Exercise objective
Look through the material below and count the lines with the string "coefficient". Report only the count.

□ □ □

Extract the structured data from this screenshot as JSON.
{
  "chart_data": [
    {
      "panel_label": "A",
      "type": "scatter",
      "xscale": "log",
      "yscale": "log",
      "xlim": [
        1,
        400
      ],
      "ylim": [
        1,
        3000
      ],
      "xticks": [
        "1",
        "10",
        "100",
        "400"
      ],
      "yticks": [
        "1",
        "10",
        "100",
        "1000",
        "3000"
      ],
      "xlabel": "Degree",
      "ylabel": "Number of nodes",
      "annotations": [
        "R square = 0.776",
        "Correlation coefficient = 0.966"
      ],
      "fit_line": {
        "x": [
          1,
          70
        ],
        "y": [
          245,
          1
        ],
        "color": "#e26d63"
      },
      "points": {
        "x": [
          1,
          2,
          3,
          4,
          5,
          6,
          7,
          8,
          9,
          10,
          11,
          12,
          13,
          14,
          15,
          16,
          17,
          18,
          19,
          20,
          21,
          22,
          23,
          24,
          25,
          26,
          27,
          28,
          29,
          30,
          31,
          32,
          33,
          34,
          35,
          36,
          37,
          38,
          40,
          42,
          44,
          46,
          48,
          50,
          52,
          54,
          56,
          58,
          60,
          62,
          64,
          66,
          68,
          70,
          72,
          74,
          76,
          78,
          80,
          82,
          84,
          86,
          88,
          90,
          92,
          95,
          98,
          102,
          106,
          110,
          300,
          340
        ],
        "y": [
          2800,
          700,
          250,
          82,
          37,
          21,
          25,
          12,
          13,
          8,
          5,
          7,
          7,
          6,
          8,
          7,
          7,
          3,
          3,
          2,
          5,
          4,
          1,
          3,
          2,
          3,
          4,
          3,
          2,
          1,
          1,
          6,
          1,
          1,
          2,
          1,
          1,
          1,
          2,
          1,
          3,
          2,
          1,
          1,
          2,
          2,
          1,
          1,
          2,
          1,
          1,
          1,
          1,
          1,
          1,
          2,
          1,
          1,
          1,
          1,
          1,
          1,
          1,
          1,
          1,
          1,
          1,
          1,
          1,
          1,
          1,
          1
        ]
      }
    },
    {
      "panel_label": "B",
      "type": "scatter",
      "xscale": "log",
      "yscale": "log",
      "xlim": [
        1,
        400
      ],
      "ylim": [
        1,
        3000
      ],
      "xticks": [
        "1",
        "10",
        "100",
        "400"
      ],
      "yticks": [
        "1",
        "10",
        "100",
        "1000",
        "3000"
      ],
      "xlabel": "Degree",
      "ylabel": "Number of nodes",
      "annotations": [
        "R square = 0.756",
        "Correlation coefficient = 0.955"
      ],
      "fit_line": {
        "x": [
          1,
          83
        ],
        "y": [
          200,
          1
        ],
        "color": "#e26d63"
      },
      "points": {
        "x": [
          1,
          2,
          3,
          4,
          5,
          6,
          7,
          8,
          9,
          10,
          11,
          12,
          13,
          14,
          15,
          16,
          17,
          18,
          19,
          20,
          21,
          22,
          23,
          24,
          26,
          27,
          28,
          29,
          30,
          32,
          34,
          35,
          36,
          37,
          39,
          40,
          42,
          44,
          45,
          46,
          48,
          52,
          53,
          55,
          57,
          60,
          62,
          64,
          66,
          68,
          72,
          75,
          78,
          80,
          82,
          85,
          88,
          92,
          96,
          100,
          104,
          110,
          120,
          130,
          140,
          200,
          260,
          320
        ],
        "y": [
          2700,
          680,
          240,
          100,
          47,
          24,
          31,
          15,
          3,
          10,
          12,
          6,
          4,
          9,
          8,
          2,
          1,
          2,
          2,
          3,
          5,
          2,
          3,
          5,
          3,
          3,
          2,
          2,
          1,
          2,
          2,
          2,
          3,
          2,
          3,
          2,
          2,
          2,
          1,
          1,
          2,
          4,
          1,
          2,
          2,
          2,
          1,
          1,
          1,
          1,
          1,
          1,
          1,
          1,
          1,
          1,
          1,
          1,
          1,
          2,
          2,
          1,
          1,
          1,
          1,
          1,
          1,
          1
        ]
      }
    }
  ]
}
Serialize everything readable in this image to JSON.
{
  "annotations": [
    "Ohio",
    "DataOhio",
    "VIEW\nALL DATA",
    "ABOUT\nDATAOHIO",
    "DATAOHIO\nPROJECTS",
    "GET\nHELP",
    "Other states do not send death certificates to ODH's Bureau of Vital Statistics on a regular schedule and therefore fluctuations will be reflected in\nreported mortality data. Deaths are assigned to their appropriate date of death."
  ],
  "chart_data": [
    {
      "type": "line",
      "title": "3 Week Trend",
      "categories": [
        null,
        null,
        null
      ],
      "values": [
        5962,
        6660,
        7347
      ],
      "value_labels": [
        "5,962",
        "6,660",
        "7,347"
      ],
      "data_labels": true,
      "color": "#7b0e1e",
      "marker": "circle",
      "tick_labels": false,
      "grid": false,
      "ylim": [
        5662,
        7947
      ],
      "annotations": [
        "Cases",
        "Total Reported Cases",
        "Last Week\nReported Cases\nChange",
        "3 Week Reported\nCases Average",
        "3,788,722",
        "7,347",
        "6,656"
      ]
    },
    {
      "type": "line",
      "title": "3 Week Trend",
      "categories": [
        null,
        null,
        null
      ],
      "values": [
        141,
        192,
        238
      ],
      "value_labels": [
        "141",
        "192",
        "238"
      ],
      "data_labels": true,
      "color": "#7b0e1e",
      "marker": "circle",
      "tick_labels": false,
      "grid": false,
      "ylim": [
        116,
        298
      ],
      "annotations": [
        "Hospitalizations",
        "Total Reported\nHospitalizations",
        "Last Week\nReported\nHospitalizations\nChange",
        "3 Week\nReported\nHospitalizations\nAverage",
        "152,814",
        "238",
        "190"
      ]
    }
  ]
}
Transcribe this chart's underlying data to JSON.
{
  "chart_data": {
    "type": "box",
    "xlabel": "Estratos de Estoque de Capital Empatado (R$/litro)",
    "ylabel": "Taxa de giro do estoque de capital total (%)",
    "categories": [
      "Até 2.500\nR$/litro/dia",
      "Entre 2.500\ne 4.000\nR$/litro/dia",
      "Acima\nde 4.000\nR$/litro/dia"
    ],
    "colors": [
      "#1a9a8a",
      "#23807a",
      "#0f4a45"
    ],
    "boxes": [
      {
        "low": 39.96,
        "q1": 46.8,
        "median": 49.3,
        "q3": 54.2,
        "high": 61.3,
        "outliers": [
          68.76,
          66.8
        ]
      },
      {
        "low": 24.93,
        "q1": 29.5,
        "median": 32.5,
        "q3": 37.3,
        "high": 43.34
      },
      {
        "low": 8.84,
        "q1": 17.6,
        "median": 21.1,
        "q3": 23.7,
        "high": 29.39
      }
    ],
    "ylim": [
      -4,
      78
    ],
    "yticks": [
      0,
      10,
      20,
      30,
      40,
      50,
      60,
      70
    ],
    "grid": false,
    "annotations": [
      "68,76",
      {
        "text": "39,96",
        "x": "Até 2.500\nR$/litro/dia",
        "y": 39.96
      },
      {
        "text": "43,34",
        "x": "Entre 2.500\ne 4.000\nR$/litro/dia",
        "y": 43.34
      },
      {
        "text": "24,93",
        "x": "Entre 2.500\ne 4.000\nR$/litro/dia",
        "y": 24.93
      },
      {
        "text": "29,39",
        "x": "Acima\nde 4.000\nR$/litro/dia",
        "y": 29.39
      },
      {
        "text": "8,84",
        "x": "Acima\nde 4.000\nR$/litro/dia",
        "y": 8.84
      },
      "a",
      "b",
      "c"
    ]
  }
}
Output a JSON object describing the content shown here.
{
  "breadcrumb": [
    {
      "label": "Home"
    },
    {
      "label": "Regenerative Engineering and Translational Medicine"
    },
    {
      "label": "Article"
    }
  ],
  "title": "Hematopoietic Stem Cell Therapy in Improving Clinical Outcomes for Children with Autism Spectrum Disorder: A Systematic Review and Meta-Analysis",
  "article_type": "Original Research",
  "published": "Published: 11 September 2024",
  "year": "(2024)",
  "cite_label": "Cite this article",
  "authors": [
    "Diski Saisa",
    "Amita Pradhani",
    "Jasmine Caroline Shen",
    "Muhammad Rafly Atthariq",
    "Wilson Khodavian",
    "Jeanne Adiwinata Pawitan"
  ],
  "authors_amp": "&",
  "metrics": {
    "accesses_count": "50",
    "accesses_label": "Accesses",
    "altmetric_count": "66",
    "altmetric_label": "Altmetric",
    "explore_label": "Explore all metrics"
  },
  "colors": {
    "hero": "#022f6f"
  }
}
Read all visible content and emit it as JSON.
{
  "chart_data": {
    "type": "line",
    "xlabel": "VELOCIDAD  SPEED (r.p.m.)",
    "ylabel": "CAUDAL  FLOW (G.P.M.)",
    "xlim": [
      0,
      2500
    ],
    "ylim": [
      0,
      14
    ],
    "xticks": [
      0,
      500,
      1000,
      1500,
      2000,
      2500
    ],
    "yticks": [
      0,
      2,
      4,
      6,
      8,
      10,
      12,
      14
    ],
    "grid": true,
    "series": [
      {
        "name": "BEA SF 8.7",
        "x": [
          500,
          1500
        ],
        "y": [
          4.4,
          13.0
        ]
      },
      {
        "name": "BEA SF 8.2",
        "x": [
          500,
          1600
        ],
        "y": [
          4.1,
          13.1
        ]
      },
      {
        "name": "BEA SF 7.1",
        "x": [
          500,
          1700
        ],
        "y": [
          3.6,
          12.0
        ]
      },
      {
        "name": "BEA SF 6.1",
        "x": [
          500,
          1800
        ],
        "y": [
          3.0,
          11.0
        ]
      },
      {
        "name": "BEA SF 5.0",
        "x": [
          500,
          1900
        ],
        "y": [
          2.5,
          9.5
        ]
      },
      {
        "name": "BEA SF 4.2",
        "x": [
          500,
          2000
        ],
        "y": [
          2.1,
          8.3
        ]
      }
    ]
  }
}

□ □ □

Right answer
2